[WORK TO DO]
Rewrite only the rows from the line containing "Where is each" up to and including the line containing "- tab-services[interactable]: 办事: [322, 1354, 483, 1445]", substituting "arrow-right-icon" for every occurrence of "chevron-right-icon" and leaving all other text unchanged.

[DATA SUPPLIED]
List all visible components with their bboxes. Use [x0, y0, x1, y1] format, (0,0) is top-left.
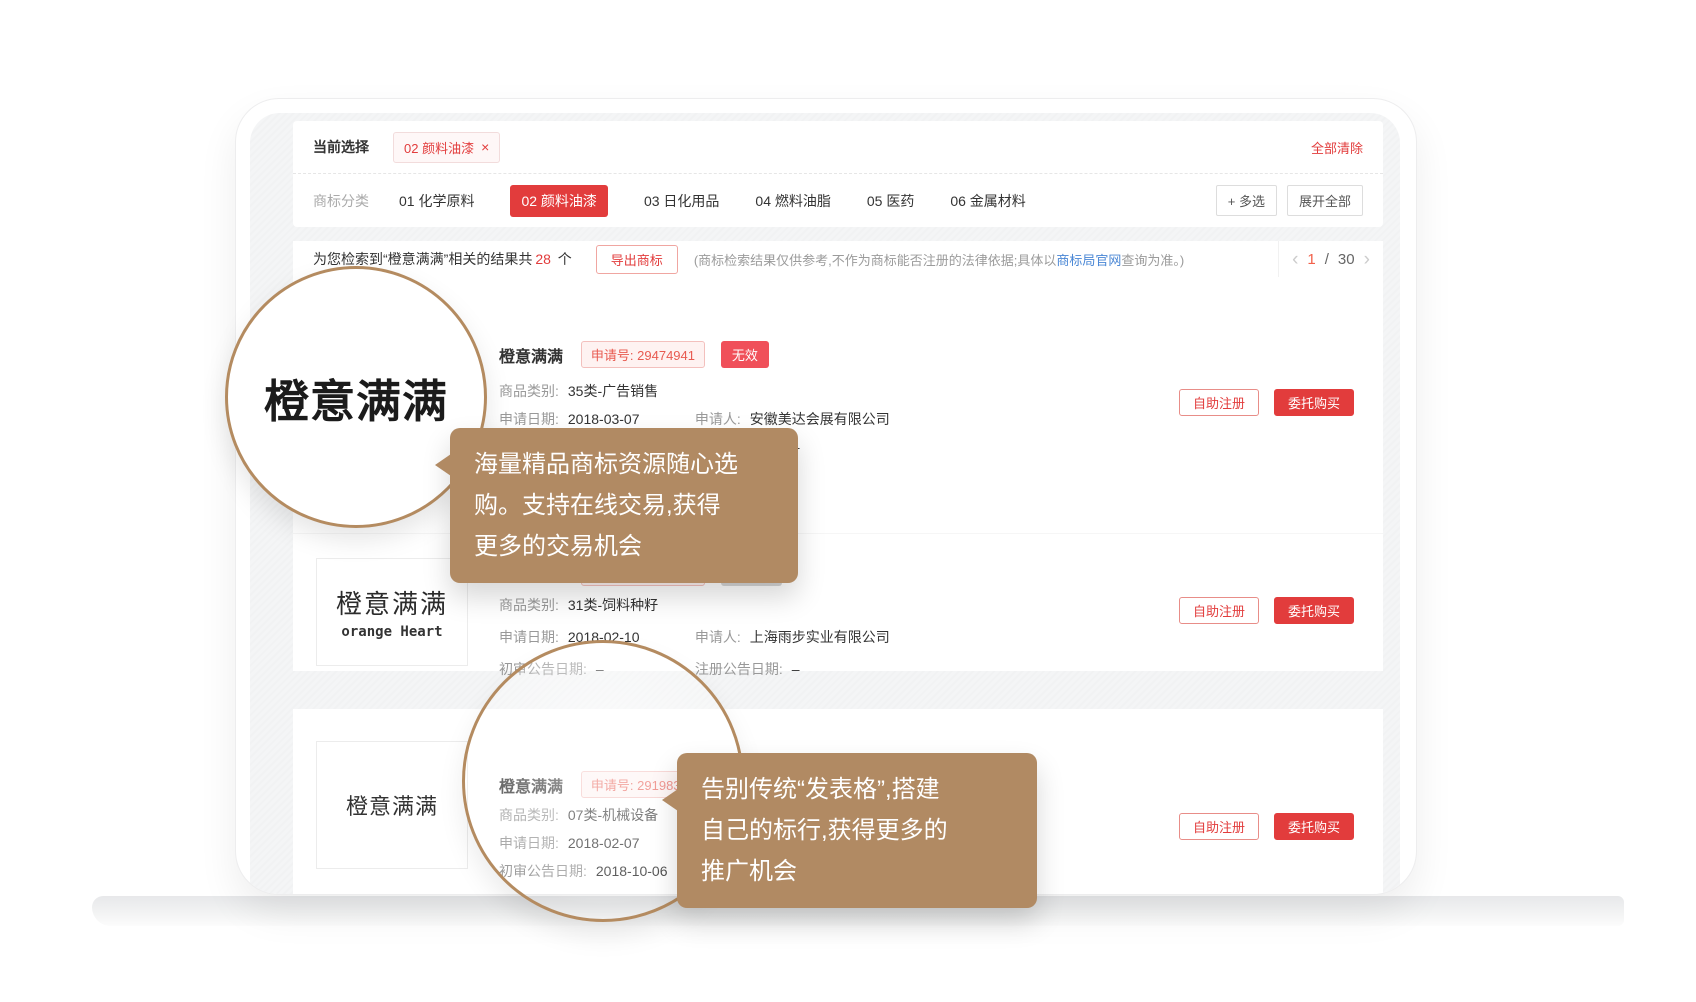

* * *

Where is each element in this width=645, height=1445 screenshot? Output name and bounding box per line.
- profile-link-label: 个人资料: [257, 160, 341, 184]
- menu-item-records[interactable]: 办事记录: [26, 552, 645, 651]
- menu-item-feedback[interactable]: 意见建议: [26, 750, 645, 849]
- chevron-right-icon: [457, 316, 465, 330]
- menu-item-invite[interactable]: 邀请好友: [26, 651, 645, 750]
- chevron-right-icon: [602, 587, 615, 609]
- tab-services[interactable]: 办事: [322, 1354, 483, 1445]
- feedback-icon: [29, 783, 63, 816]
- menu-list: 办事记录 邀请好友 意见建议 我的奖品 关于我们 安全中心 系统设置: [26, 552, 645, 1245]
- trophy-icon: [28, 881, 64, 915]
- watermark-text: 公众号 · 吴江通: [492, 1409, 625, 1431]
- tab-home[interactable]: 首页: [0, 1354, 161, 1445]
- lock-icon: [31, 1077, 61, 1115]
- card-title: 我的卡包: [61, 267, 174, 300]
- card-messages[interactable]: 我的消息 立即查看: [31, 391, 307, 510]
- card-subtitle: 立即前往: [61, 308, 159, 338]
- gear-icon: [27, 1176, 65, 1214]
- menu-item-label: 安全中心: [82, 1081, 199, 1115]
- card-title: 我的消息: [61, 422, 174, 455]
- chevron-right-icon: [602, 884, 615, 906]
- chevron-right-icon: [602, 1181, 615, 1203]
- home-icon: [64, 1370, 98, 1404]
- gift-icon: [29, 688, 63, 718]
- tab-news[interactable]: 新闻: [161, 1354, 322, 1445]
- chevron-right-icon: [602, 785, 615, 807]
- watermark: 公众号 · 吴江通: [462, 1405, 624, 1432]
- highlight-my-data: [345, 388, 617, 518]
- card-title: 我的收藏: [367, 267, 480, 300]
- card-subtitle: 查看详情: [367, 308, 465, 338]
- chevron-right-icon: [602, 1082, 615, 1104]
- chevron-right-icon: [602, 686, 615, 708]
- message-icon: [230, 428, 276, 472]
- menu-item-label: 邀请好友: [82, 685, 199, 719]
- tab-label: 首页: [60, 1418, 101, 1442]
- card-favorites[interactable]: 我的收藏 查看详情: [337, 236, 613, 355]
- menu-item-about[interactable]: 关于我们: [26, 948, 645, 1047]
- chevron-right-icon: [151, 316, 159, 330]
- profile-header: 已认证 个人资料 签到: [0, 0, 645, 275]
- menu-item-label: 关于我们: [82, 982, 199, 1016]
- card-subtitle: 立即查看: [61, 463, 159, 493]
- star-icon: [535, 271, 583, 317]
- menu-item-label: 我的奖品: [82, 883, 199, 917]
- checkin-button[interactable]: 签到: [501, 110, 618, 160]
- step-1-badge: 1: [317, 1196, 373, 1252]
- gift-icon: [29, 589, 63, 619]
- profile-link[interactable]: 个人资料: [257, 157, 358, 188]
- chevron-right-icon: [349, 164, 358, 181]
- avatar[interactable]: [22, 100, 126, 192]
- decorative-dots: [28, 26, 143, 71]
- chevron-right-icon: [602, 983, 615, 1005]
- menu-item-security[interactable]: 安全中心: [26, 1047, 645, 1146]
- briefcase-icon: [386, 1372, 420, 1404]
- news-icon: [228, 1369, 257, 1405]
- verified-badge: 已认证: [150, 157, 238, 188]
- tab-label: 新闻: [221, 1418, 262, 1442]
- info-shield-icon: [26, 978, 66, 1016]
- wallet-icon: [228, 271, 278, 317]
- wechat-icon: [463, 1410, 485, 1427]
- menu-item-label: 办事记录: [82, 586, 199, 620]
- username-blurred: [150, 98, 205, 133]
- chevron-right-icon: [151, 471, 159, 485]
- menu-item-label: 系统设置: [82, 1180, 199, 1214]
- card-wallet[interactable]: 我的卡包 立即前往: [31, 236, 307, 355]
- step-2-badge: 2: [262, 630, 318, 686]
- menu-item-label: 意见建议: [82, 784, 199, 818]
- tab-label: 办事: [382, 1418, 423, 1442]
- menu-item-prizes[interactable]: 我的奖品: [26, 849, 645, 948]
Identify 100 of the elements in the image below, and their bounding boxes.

[SOLUTION TO THIS TASK]
Where is each element in this width=645, height=1445 screenshot? Output name and bounding box per line.
- profile-link-label: 个人资料: [257, 160, 341, 184]
- menu-item-records[interactable]: 办事记录: [26, 552, 645, 651]
- menu-item-feedback[interactable]: 意见建议: [26, 750, 645, 849]
- arrow-right-icon: [457, 316, 465, 330]
- menu-item-invite[interactable]: 邀请好友: [26, 651, 645, 750]
- arrow-right-icon: [602, 587, 615, 609]
- tab-services[interactable]: 办事: [322, 1354, 483, 1445]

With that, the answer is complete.